Dataset items:
★ ★ ★

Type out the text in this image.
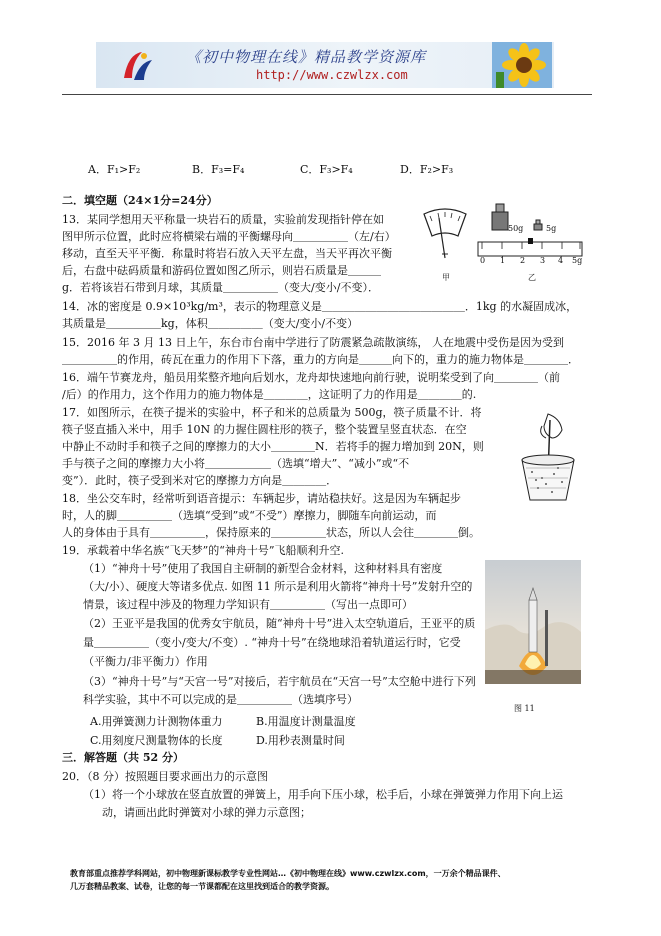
《初中物理在线》精品教学资源库
http://www.czwlzx.com
A．F₁>F₂	B．F₃=F₄	C．F₃>F₄	D．F₂>F₃
二．填空题（24×1分=24分）
13．某同学想用天平称量一块岩石的质量，实验前发现指针停在如
图甲所示位置，此时应将横梁右端的平衡螺母向＿＿＿＿＿（左/右）
移动，直至天平平衡．称量时将岩石放入天平左盘，当天平再次平衡
后，右盘中砝码质量和游码位置如图乙所示，则岩石质量是＿＿＿
g．若将该岩石带到月球，其质量＿＿＿＿＿（变大/变小/不变）．
甲
50g	5g
0 1 2 3 4 5g
乙
14．冰的密度是 0.9×10³kg/m³，表示的物理意义是＿＿＿＿＿＿＿＿＿＿＿＿＿．1kg 的水凝固成冰，
其质量是＿＿＿＿＿kg，体积＿＿＿＿＿（变大/变小/不变）
15．2016 年 3 月 13 日上午，东台市台南中学进行了防震紧急疏散演练， 人在地震中受伤是因为受到
＿＿＿＿＿的作用，砖瓦在重力的作用下下落，重力的方向是＿＿＿向下的，重力的施力物体是＿＿＿＿．
16．端午节赛龙舟，船员用桨整齐地向后划水，龙舟却快速地向前行驶，说明桨受到了向＿＿＿＿（前
/后）的作用力，这个作用力的施力物体是＿＿＿＿，这证明了力的作用是＿＿＿＿的.
17．如图所示，在筷子提米的实验中，杯子和米的总质量为 500g，筷子质量不计．将
筷子竖直插入米中，用手 10N 的力握住圆柱形的筷子，整个装置呈竖直状态．在空
中静止不动时手和筷子之间的摩擦力的大小＿＿＿＿N．若将手的握力增加到 20N，则
手与筷子之间的摩擦力大小将＿＿＿＿＿＿（选填“增大”、“减小”或“不
变”）．此时，筷子受到米对它的摩擦力方向是＿＿＿＿．
18．坐公交车时，经常听到语音提示：车辆起步，请站稳扶好。这是因为车辆起步
时，人的脚＿＿＿＿＿（选填“受到”或“不受”）摩擦力，脚随车向前运动，而
人的身体由于具有＿＿＿＿＿，保持原来的＿＿＿＿＿状态，所以人会往＿＿＿＿倒。
19．承载着中华名族“飞天梦”的“神舟十号”飞船顺利升空.
（1）“神舟十号”使用了我国自主研制的新型合金材料，这种材料具有密度
（大/小）、硬度大等诸多优点. 如图 11 所示是利用火箭将“神舟十号”发射升空的
情景，该过程中涉及的物理力学知识有＿＿＿＿＿（写出一点即可）
（2）王亚平是我国的优秀女宇航员，随“神舟十号”进入太空轨道后，王亚平的质
量＿＿＿＿＿（变小/变大/不变）. “神舟十号”在绕地球沿着轨道运行时，它受
（平衡力/非平衡力）作用
（3）“神舟十号”与“天宫一号”对接后，若宇航员在“天宫一号”太空舱中进行下列
科学实验，其中不可以完成的是＿＿＿＿＿（选填序号）
A.用弹簧测力计测物体重力	B.用温度计测量温度
C.用刻度尺测量物体的长度	D.用秒表测量时间
图 11
三．解答题（共 52 分）
20．（8 分）按照题目要求画出力的示意图
（1）将一个小球放在竖直放置的弹簧上，用手向下压小球，松手后，小球在弹簧弹力作用下向上运
动，请画出此时弹簧对小球的弹力示意图；
教育部重点推荐学科网站，初中物理新课标教学专业性网站…《初中物理在线》www.czwlzx.com，一万余个精品课件、
几万套精品教案、试卷，让您的每一节课都配在这里找到适合的教学资源。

★ ★ ★

From the listing, extract all text exactly as given and drop any picture.

**ANSWER FOR THIS EXERCISE**.
Type out the text in this image.
《初中物理在线》精品教学资源库
http://www.czwlzx.com
A．F₁>F₂	B．F₃=F₄	C．F₃>F₄	D．F₂>F₃
二．填空题（24×1分=24分）
13．某同学想用天平称量一块岩石的质量，实验前发现指针停在如
图甲所示位置，此时应将横梁右端的平衡螺母向＿＿＿＿＿（左/右）
移动，直至天平平衡．称量时将岩石放入天平左盘，当天平再次平衡
后，右盘中砝码质量和游码位置如图乙所示，则岩石质量是＿＿＿
g．若将该岩石带到月球，其质量＿＿＿＿＿（变大/变小/不变）．
甲
50g	5g
0 1 2 3 4 5g
乙
14．冰的密度是 0.9×10³kg/m³，表示的物理意义是＿＿＿＿＿＿＿＿＿＿＿＿＿．1kg 的水凝固成冰，
其质量是＿＿＿＿＿kg，体积＿＿＿＿＿（变大/变小/不变）
15．2016 年 3 月 13 日上午，东台市台南中学进行了防震紧急疏散演练， 人在地震中受伤是因为受到
＿＿＿＿＿的作用，砖瓦在重力的作用下下落，重力的方向是＿＿＿向下的，重力的施力物体是＿＿＿＿．
16．端午节赛龙舟，船员用桨整齐地向后划水，龙舟却快速地向前行驶，说明桨受到了向＿＿＿＿（前
/后）的作用力，这个作用力的施力物体是＿＿＿＿，这证明了力的作用是＿＿＿＿的.
17．如图所示，在筷子提米的实验中，杯子和米的总质量为 500g，筷子质量不计．将
筷子竖直插入米中，用手 10N 的力握住圆柱形的筷子，整个装置呈竖直状态．在空
中静止不动时手和筷子之间的摩擦力的大小＿＿＿＿N．若将手的握力增加到 20N，则
手与筷子之间的摩擦力大小将＿＿＿＿＿＿（选填“增大”、“减小”或“不
变”）．此时，筷子受到米对它的摩擦力方向是＿＿＿＿．
18．坐公交车时，经常听到语音提示：车辆起步，请站稳扶好。这是因为车辆起步
时，人的脚＿＿＿＿＿（选填“受到”或“不受”）摩擦力，脚随车向前运动，而
人的身体由于具有＿＿＿＿＿，保持原来的＿＿＿＿＿状态，所以人会往＿＿＿＿倒。
19．承载着中华名族“飞天梦”的“神舟十号”飞船顺利升空.
（1）“神舟十号”使用了我国自主研制的新型合金材料，这种材料具有密度
（大/小）、硬度大等诸多优点. 如图 11 所示是利用火箭将“神舟十号”发射升空的
情景，该过程中涉及的物理力学知识有＿＿＿＿＿（写出一点即可）
（2）王亚平是我国的优秀女宇航员，随“神舟十号”进入太空轨道后，王亚平的质
量＿＿＿＿＿（变小/变大/不变）. “神舟十号”在绕地球沿着轨道运行时，它受
（平衡力/非平衡力）作用
（3）“神舟十号”与“天宫一号”对接后，若宇航员在“天宫一号”太空舱中进行下列
科学实验，其中不可以完成的是＿＿＿＿＿（选填序号）
A.用弹簧测力计测物体重力	B.用温度计测量温度
C.用刻度尺测量物体的长度	D.用秒表测量时间
图 11
三．解答题（共 52 分）
20．（8 分）按照题目要求画出力的示意图
（1）将一个小球放在竖直放置的弹簧上，用手向下压小球，松手后，小球在弹簧弹力作用下向上运
动，请画出此时弹簧对小球的弹力示意图；
教育部重点推荐学科网站，初中物理新课标教学专业性网站…《初中物理在线》www.czwlzx.com，一万余个精品课件、
几万套精品教案、试卷，让您的每一节课都配在这里找到适合的教学资源。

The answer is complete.